◆ REQUIREMENTS: Return only the count of lines in which the word "システム" appears.

Entries with figure data:

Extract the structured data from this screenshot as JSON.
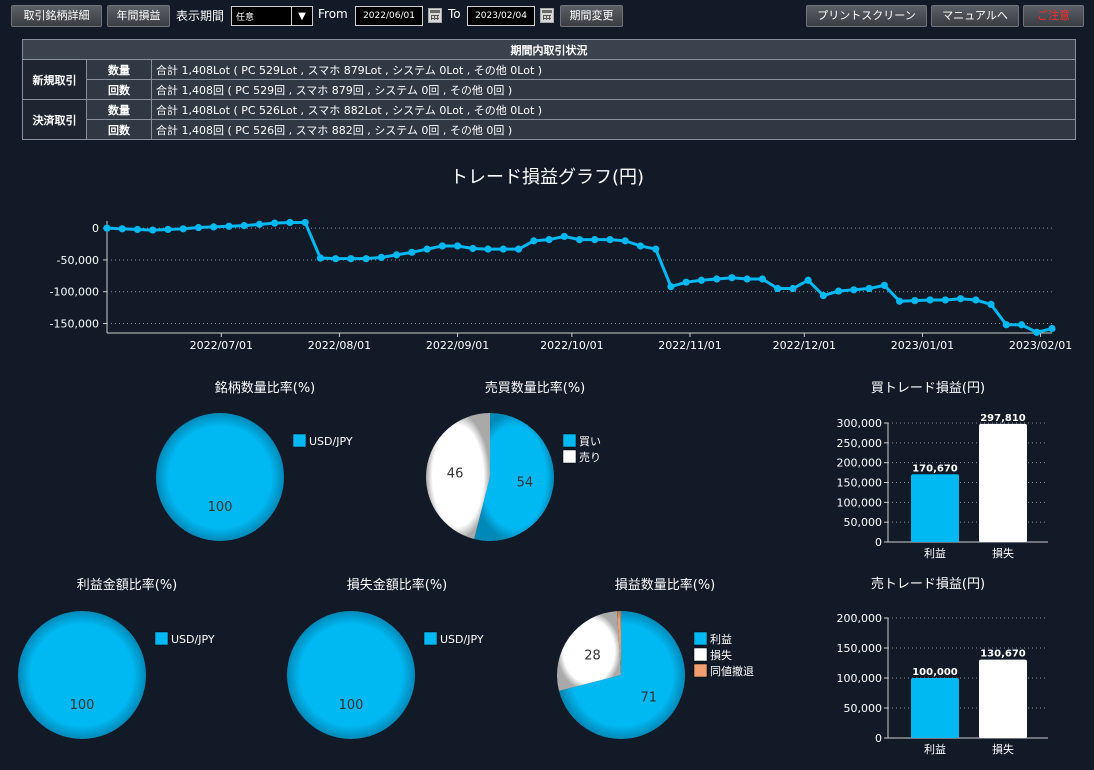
{
  "toolbar": {
    "detail_btn": "取引銘柄詳細",
    "annual_btn": "年間損益",
    "period_label": "表示期間",
    "period_value": "任意",
    "from_label": "From",
    "from_date": "2022/06/01",
    "to_label": "To",
    "to_date": "2023/02/04",
    "change_btn": "期間変更",
    "print_btn": "プリントスクリーン",
    "manual_btn": "マニュアルへ",
    "notice_btn": "ご注意"
  },
  "stats_table": {
    "title": "期間内取引状況",
    "rows": [
      {
        "group": "新規取引",
        "sub": "数量",
        "text": "合計 1,408Lot ( PC 529Lot , スマホ 879Lot , システム 0Lot , その他 0Lot )"
      },
      {
        "group": "",
        "sub": "回数",
        "text": "合計 1,408回 ( PC 529回 , スマホ 879回 , システム 0回 , その他 0回 )"
      },
      {
        "group": "決済取引",
        "sub": "数量",
        "text": "合計 1,408Lot ( PC 526Lot , スマホ 882Lot , システム 0Lot , その他 0Lot )"
      },
      {
        "group": "",
        "sub": "回数",
        "text": "合計 1,408回 ( PC 526回 , スマホ 882回 , システム 0回 , その他 0回 )"
      }
    ]
  },
  "colors": {
    "cyan": "#00b8f2",
    "white": "#ffffff",
    "orange": "#f0a070",
    "bg": "#121a28"
  },
  "chart_data": [
    {
      "id": "pl-line",
      "type": "line",
      "title": "トレード損益グラフ(円)",
      "x_start": "2022/06/01",
      "x_end": "2023/02/04",
      "x_ticks": [
        "2022/07/01",
        "2022/08/01",
        "2022/09/01",
        "2022/10/01",
        "2022/11/01",
        "2022/12/01",
        "2023/01/01",
        "2023/02/01"
      ],
      "y_ticks": [
        "0",
        "-50,000",
        "-100,000",
        "-150,000"
      ],
      "y_tick_values": [
        0,
        -50000,
        -100000,
        -150000
      ],
      "ylim": [
        -165000,
        5000
      ],
      "grid": true,
      "x": [
        "2022/06/01",
        "2022/06/05",
        "2022/06/09",
        "2022/06/13",
        "2022/06/17",
        "2022/06/21",
        "2022/06/25",
        "2022/06/29",
        "2022/07/03",
        "2022/07/07",
        "2022/07/11",
        "2022/07/15",
        "2022/07/19",
        "2022/07/23",
        "2022/07/27",
        "2022/07/31",
        "2022/08/04",
        "2022/08/08",
        "2022/08/12",
        "2022/08/16",
        "2022/08/20",
        "2022/08/24",
        "2022/08/28",
        "2022/09/01",
        "2022/09/05",
        "2022/09/09",
        "2022/09/13",
        "2022/09/17",
        "2022/09/21",
        "2022/09/25",
        "2022/09/29",
        "2022/10/03",
        "2022/10/07",
        "2022/10/11",
        "2022/10/15",
        "2022/10/19",
        "2022/10/23",
        "2022/10/27",
        "2022/10/31",
        "2022/11/04",
        "2022/11/08",
        "2022/11/12",
        "2022/11/16",
        "2022/11/20",
        "2022/11/24",
        "2022/11/28",
        "2022/12/02",
        "2022/12/06",
        "2022/12/10",
        "2022/12/14",
        "2022/12/18",
        "2022/12/22",
        "2022/12/26",
        "2022/12/30",
        "2023/01/03",
        "2023/01/07",
        "2023/01/11",
        "2023/01/15",
        "2023/01/19",
        "2023/01/23",
        "2023/01/27",
        "2023/01/31",
        "2023/02/04"
      ],
      "values": [
        0,
        -1000,
        -2000,
        -3000,
        -2000,
        -1000,
        1000,
        2000,
        3000,
        4000,
        6000,
        8000,
        9000,
        9000,
        -47000,
        -48000,
        -48000,
        -48000,
        -46000,
        -42000,
        -38000,
        -33000,
        -28000,
        -28000,
        -32000,
        -33000,
        -33000,
        -33000,
        -20000,
        -18000,
        -13000,
        -18000,
        -18000,
        -18000,
        -20000,
        -28000,
        -33000,
        -92000,
        -85000,
        -82000,
        -80000,
        -78000,
        -80000,
        -80000,
        -95000,
        -95000,
        -82000,
        -106000,
        -99000,
        -97000,
        -95000,
        -90000,
        -115000,
        -114000,
        -113000,
        -113000,
        -111000,
        -113000,
        -120000,
        -152000,
        -152000,
        -164000,
        -158000
      ]
    },
    {
      "id": "pie-brand",
      "type": "pie",
      "title": "銘柄数量比率(%)",
      "labels": [
        "USD/JPY"
      ],
      "values": [
        100
      ],
      "colors": [
        "#00b8f2"
      ],
      "legend": "right"
    },
    {
      "id": "pie-side",
      "type": "pie",
      "title": "売買数量比率(%)",
      "labels": [
        "買い",
        "売り"
      ],
      "values": [
        54,
        46
      ],
      "colors": [
        "#00b8f2",
        "#ffffff"
      ],
      "legend": "right"
    },
    {
      "id": "bar-buy",
      "type": "bar",
      "title": "買トレード損益(円)",
      "categories": [
        "利益",
        "損失"
      ],
      "values": [
        170670,
        297810
      ],
      "value_labels": [
        "170,670",
        "297,810"
      ],
      "colors": [
        "#00b8f2",
        "#ffffff"
      ],
      "y_ticks": [
        "0",
        "50,000",
        "100,000",
        "150,000",
        "200,000",
        "250,000",
        "300,000"
      ],
      "ylim": [
        0,
        300000
      ]
    },
    {
      "id": "pie-profit",
      "type": "pie",
      "title": "利益金額比率(%)",
      "labels": [
        "USD/JPY"
      ],
      "values": [
        100
      ],
      "colors": [
        "#00b8f2"
      ],
      "legend": "right"
    },
    {
      "id": "pie-loss",
      "type": "pie",
      "title": "損失金額比率(%)",
      "labels": [
        "USD/JPY"
      ],
      "values": [
        100
      ],
      "colors": [
        "#00b8f2"
      ],
      "legend": "right"
    },
    {
      "id": "pie-pl-count",
      "type": "pie",
      "title": "損益数量比率(%)",
      "labels": [
        "利益",
        "損失",
        "同値撤退"
      ],
      "values": [
        71,
        28,
        1
      ],
      "value_labels": [
        "71",
        "28",
        ""
      ],
      "colors": [
        "#00b8f2",
        "#ffffff",
        "#f0a070"
      ],
      "legend": "right"
    },
    {
      "id": "bar-sell",
      "type": "bar",
      "title": "売トレード損益(円)",
      "categories": [
        "利益",
        "損失"
      ],
      "values": [
        100000,
        130670
      ],
      "value_labels": [
        "100,000",
        "130,670"
      ],
      "colors": [
        "#00b8f2",
        "#ffffff"
      ],
      "y_ticks": [
        "0",
        "50,000",
        "100,000",
        "150,000",
        "200,000"
      ],
      "ylim": [
        0,
        200000
      ]
    }
  ]
}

◆ EXERCISE OUTPUT: 4